• **To do**
Write out each line beneath this one exactly as it reads.

• **Provided data**
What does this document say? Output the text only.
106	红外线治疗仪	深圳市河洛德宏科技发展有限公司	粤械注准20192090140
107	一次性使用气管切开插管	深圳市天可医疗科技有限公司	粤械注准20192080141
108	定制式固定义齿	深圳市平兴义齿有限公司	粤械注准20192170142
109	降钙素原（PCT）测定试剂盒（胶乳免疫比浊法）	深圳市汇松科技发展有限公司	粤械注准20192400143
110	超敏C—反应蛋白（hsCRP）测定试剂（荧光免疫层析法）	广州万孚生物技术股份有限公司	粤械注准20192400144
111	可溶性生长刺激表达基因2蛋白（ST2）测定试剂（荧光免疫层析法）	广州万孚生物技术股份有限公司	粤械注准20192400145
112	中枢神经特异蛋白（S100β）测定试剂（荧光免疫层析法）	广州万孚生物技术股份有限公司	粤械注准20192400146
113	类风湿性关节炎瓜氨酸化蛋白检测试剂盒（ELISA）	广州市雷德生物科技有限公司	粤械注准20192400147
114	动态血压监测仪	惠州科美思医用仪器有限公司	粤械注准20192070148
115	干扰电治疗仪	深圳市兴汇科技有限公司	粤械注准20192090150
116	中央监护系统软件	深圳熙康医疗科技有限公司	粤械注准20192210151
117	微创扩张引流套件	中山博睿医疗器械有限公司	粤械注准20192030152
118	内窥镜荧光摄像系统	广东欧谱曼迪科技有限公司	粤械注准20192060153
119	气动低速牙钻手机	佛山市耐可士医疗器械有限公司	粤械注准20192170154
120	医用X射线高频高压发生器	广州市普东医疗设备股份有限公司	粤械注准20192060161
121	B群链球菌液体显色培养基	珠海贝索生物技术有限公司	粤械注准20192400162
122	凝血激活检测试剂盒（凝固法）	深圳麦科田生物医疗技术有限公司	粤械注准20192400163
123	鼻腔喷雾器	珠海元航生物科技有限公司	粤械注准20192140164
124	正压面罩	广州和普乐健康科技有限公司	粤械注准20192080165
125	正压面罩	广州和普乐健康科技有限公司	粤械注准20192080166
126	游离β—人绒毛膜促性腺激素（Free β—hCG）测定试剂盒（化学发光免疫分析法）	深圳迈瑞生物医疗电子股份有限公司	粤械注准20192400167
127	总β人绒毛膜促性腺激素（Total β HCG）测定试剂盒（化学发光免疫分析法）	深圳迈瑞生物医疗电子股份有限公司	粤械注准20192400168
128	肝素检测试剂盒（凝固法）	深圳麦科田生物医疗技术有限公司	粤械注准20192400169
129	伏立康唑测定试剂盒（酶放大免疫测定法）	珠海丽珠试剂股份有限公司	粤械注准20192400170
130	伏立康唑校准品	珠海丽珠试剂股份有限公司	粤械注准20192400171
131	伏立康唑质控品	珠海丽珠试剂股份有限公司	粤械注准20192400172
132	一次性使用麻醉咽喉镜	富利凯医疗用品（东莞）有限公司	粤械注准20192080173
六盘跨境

• **Right answer**
What does this document say? Output the text only.
106	红外线治疗仪	深圳市河洛德宏科技发展有限公司	粤械注准20192090140
107	一次性使用气管切开插管	深圳市天可医疗科技有限公司	粤械注准20192080141
108	定制式固定义齿	深圳市平兴义齿有限公司	粤械注准20192170142
109	降钙素原（PCT）测定试剂盒（胶乳免疫比浊法）	深圳市汇松科技发展有限公司	粤械注准20192400143
110	超敏C—反应蛋白（hsCRP）测定试剂（荧光免疫层析法）	广州万孚生物技术股份有限公司	粤械注准20192400144
111	可溶性生长刺激表达基因2蛋白（ST2）测定试剂（荧光免疫层析法）	广州万孚生物技术股份有限公司	粤械注准20192400145
112	中枢神经特异蛋白（S100β）测定试剂（荧光免疫层析法）	广州万孚生物技术股份有限公司	粤械注准20192400146
113	类风湿性关节炎瓜氨酸化蛋白检测试剂盒（ELISA）	广州市雷德生物科技有限公司	粤械注准20192400147
114	动态血压监测仪	惠州科美思医用仪器有限公司	粤械注准20192070148
115	干扰电治疗仪	深圳市兴汇科技有限公司	粤械注准20192090150
116	中央监护系统软件	深圳熙康医疗科技有限公司	粤械注准20192210151
117	微创扩张引流套件	中山博睿医疗器械有限公司	粤械注准20192030152
118	内窥镜荧光摄像系统	广东欧谱曼迪科技有限公司	粤械注准20192060153
119	气动低速牙钻手机	佛山市耐可士医疗器械有限公司	粤械注准20192170154
120	医用X射线高频高压发生器	广州市普东医疗设备股份有限公司	粤械注准20192060161
121	B群链球菌液体显色培养基	珠海贝索生物技术有限公司	粤械注准20192400162
122	凝血激活检测试剂盒（凝固法）	深圳麦科田生物医疗技术有限公司	粤械注准20192400163
123	鼻腔喷雾器	珠海元航生物科技有限公司	粤械注准20192140164
124	正压面罩	广州和普乐健康科技有限公司	粤械注准20192080165
125	正压面罩	广州和普乐健康科技有限公司	粤械注准20192080166
126	游离β—人绒毛膜促性腺激素（Free β—hCG）测定试剂盒（化学发光免疫分析法）	深圳迈瑞生物医疗电子股份有限公司	粤械注准20192400167
127	总β人绒毛膜促性腺激素（Total β HCG）测定试剂盒（化学发光免疫分析法）	深圳迈瑞生物医疗电子股份有限公司	粤械注准20192400168
128	肝素检测试剂盒（凝固法）	深圳麦科田生物医疗技术有限公司	粤械注准20192400169
129	伏立康唑测定试剂盒（酶放大免疫测定法）	珠海丽珠试剂股份有限公司	粤械注准20192400170
130	伏立康唑校准品	珠海丽珠试剂股份有限公司	粤械注准20192400171
131	伏立康唑质控品	珠海丽珠试剂股份有限公司	粤械注准20192400172
132	一次性使用麻醉咽喉镜	富利凯医疗用品（东莞）有限公司	粤械注准20192080173
六盘跨境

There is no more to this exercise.